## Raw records
**********

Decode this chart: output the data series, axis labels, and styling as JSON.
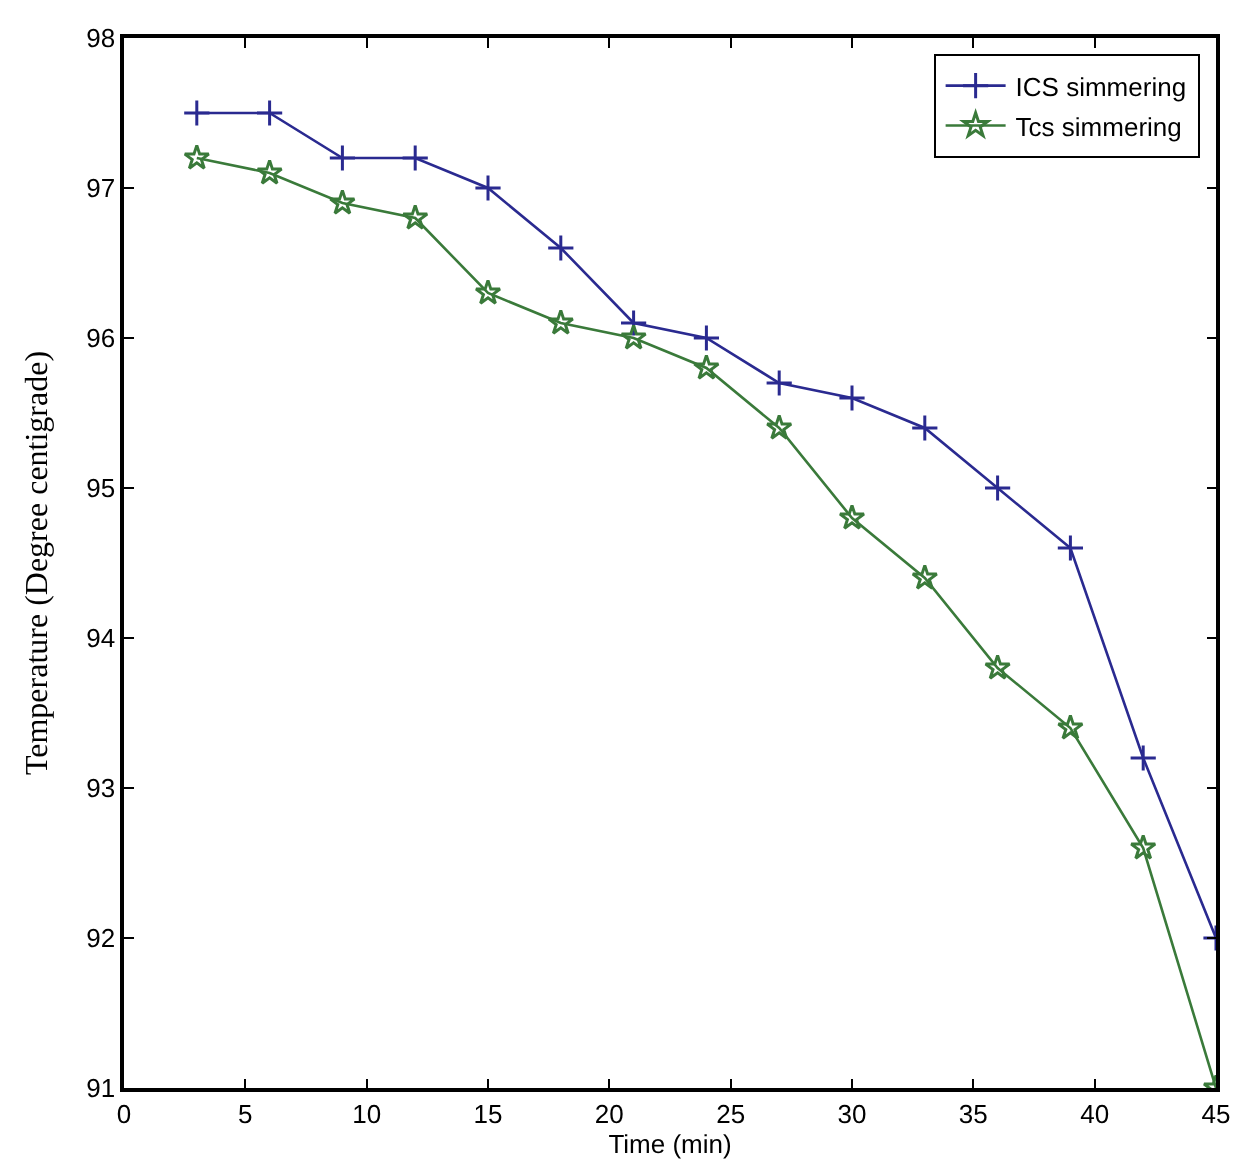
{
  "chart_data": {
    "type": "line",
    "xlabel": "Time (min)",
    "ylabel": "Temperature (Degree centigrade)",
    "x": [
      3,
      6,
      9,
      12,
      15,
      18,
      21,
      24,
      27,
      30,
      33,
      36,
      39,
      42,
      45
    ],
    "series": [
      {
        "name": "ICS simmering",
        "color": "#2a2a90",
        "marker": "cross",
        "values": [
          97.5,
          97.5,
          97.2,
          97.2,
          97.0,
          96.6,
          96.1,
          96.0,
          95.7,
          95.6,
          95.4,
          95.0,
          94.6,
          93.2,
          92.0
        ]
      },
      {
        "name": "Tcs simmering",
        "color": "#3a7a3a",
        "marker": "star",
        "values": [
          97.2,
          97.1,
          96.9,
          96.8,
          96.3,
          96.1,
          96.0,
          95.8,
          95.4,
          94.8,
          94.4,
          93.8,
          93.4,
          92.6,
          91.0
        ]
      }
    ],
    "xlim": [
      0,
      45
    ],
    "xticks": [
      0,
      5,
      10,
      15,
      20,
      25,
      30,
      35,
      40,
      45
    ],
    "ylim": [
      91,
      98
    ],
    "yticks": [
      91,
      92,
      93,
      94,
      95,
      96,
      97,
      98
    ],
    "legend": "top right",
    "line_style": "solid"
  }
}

**********

All lines above containing the string "simmering" are to be collected.

        "name": "ICS simmering",
        "name": "Tcs simmering",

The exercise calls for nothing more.